→ **Task requirements**:
- A) Answer these from the dog forum thread, one line each:
(i) What breed and age is the dog?
(ii) When does the owner plan to start retriever classes?
(iii) How long are the daily down/stays that one reply says "work wonders"?
- B) Give a two-sentence summary of the dog forum thread.
- C) Write the next reply in the dog forum thread, following the last quoted post.

→ **Excerpt**:
□ □ □ □ □ □ □
# Dog goes crazy when master leaves



## rolin99709 (Jan 16, 2009)

My dog goes crazy everytime i leave the room, she is a 2yo choc lab. Even if i go to the bathroom she starts pacing and whimpering. She can't be out of her kennel if i am not home. She drives my wife crazy acting this way. Is there any cure for this? Please somebody!


----------



## MissMutt (Aug 8, 2008)

Have you tried giving her something to distract her every time you leave? This way, she sees your departure as something yummy (like a kong stuffed with peanut butter)?


----------



## rambler (Dec 28, 2008)

try to get others to spend time with her besides yourself. That way she can latch onto them as well, it will be more of a balance.


----------



## poodleholic (Mar 15, 2007)

Work with her to help build her confidence (like obedience training), and on self-control exercises.


----------



## rolin99709 (Jan 16, 2009)

I haved tried to give her treats, toys, food just about everything. She has been to obedience training. I have had my brothers boxer over to play with her. She will be playing fine until i leave the room. After i leave she starts going nuts, if i come back into the room everthing goes back to normal, she starts playing like nothing ever happened. She loves my wife and my wife does spend time with her, i relly hope someone out there has a solution. I plane to start retreiver classes in feb at our local retreivers club and i would like to have this problem some what under control. Thanks for all the tips thus far, i will try each one again.


----------



## poodleholic (Mar 15, 2007)

> She has been to obedience training.


Training is best on-going, throughout the dog's life. 

Establish a daily routine with structure.

Implement NILIF into daily life.

Work on self-control exercises. (How is she at waiting at doors, for example?) 30-min. down/stays every day work wonders!

How much exercise does she get daily?

What kind of mental stimulation is she provided daily?

I've had dogs do the same thing, and have successfully worked through the issues of being too dependent on me. I have a puppy right now who, 6 wks. ago, would scream and cry like she was being killed whenever I would leave the room, but, whose self-confidence is such now, that she displays none of that behavior. Due in large part through socialization efforts, exposing her to many different people, places, and things, in addition to obedience work, where communication between us was enhanced, which directly affects the well being of any dog. 

In addition, I would frequently come and go for short periods of time, always doing the same thing and using the same phrase when leaving, always doing/saying the same thing when returning, being very calm and low key. A ritual of sorts. Doesn't bat an eye now when I leave for work, much less when I leave the room.


----------



## Westhighlander (Sep 28, 2007)

Try ignoring her for the next few weeks. Let your wife do everything. See if that helps.


----------



## rambler (Dec 28, 2008)

E-collar. 

You hide out of sight. The dog starts to exhibit negative and unwanted behaviors. You zap it. You continue the zaps until it stops. Once it stops, you hold off on any additional zaps. When the dog starts in again, you hit it with the negative reinforcement again. 

E-collars work incredibly well when they're used properly.


----------



## trumpetjock (Dec 14, 2007)

rambler said:


> E-collar.
> 
> You hide out of sight. The dog starts to exhibit negative and unwanted behaviors. You zap it. You continue the zaps until it stops. Once it stops, you hold off on any additional zaps. When the dog starts in again, you hit it with the negative reinforcement again.
> 
> E-collars work incredibly well when they're used properly.
□ □ □ □ □ □ □
→ **Data rows**:
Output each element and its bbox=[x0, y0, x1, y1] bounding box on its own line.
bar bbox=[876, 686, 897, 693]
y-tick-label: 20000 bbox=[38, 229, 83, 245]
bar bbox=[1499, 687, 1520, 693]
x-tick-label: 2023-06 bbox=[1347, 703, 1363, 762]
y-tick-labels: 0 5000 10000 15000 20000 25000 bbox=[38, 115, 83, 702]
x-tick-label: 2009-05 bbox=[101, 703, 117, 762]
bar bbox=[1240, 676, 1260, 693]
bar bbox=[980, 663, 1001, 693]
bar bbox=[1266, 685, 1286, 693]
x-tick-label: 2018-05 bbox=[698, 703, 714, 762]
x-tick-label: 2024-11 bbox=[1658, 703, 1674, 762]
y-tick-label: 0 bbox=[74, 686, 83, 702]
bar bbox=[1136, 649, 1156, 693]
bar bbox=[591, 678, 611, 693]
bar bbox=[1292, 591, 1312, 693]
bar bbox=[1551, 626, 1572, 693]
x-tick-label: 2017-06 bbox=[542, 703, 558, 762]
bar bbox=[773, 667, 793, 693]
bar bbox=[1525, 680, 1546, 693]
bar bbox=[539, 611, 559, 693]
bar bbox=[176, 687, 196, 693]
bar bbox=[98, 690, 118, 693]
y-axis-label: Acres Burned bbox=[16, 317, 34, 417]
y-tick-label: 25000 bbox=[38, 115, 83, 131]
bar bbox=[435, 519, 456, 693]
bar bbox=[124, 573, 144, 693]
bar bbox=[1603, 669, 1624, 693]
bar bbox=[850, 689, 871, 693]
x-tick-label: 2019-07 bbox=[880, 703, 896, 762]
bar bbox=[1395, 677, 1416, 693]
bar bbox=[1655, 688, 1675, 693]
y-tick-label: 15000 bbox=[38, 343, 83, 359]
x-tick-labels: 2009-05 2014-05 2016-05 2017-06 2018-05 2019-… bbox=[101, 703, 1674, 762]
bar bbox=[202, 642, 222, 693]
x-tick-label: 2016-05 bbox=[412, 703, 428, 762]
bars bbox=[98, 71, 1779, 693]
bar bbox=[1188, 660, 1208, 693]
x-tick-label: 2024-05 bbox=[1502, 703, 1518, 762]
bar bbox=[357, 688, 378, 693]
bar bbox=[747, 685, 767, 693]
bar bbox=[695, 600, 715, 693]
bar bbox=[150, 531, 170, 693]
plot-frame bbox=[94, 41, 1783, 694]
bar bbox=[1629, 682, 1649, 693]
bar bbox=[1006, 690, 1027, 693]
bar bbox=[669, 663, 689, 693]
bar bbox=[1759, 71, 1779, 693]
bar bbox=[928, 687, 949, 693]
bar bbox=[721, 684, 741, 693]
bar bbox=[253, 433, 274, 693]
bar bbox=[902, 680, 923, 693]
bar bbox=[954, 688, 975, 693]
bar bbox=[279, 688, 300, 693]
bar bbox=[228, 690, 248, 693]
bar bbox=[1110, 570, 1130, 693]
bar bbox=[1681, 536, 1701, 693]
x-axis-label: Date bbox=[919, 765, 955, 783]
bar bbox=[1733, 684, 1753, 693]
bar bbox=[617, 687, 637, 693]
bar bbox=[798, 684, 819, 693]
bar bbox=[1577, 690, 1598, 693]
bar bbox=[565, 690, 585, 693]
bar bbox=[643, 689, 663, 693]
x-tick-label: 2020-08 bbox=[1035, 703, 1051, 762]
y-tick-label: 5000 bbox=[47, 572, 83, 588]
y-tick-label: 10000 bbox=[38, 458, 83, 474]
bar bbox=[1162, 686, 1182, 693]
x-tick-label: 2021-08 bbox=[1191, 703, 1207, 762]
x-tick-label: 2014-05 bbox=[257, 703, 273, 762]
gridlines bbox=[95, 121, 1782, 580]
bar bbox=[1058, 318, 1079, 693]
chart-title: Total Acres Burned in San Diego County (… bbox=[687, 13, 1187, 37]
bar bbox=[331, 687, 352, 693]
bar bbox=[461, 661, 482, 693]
□ □ □ □ □ □ □
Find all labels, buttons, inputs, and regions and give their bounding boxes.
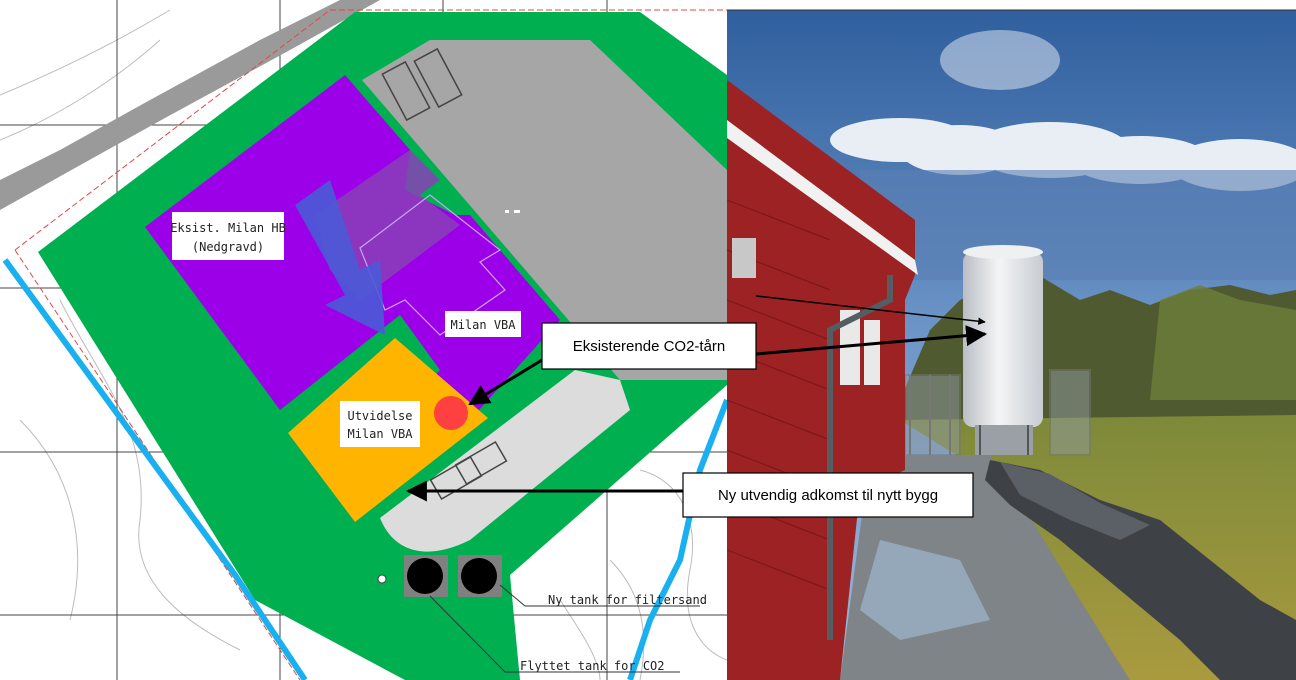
□ □ □ □ □ □ □
→ **Responses for each task**:
- A)
(i) A two-year-old chocolate Lab.
(ii) In February, at the local retrievers club.
(iii) 30 minutes.

- B) An owner's two-year-old chocolate Lab paces and whimpers whenever the owner leaves the room, even after treats, toys, obedience training and playtime with another dog, and the owner asks for a fix before retriever classes start in February. Replies suggest distracting her with a stuffed Kong, having other people spend time with her, ongoing training with a daily routine and self-control exercises, a calm ritual for leaving and returning, ignoring her while the wife does everything, and an e-collar.

- C)
I'm completely uninformed as to using e-collars.

Can I get an opinion from the credentialed trainers on here... is this the "proper" way to use one?


----------



## RBark (Sep 10, 2007)

rambler said:


> E-collar.
> 
> You hide out of sight. The dog starts to exhibit negative and unwanted behaviors. You zap it. You continue the zaps until it stops. Once it stops, you hold off on any additional zaps. When the dog starts in again, you hit it with the negative reinforcement again.
> 
> E-collars work incredibly well when they're used properly.


I'm not a trainer, but I would not take advice from someone who claims to use something properly and attempts to display knowledge of training animals while using the improper terms for it.

What you are explaining is Positive Punishment, not negative reinforcement. Negative Reinforcement is more like.. if I wanted to teach Priscilla to sit using a ecollar, I would use a continuous shock until she sits. And when her butt hits the ground, I stop the shock. This way I am strengthening (reinforcing) a behavior by stopping a negative thing. 

What you are trying to do is not reinforce a behavior as a consequence, but reduce a behavior as a consequence.

So um yeah, not to be consdesending, but I would strongly advise against this posters recommendation. And I have no intentions of trying to explain how to use a ecollar in a situation like this, as I feel all other possibilities have not been used up before this decision.



rolin99709 said:


> I haved tried to give her treats, toys, food just about everything. She has been to obedience training. I have had my brothers boxer over to play with her. She will be playing fine until i leave the room. After i leave she starts going nuts, if i come back into the room everthing goes back to normal, she starts playing like nothing ever happened. She loves my wife and my wife does spend time with her, i relly hope someone out there has a solution. I plane to start retreiver classes in feb at our local retreivers club and i would like to have this problem some what under control. Thanks for all the tips thus far, i will try each one again.


Do you crate the dog?

Obedience training may not help with her anxiety of being isolated from you. If you don't crate the dog, then I would look up how to crate train a dog. It can be a long process. It is much easier when the dog is younger, but a 2 year old dog is definitely doable. I've crate trained two adult dogs.


----------



## rambler (Dec 28, 2008)

RBark said:


> I'm not a trainer, but I would not take advice from someone who claims to use something properly and attempts to display knowledge of training animals while using the improper terms for it.
> 
> What you are explaining is Positive Punishment, not negative reinforcement. Negative Reinforcement is more like.. if I wanted to teach Priscilla to sit using a ecollar, I would use a continuous shock until she sits. And when her butt hits the ground, I stop the shock. This way I am strengthening (reinforcing) a behavior by stopping a negative thing.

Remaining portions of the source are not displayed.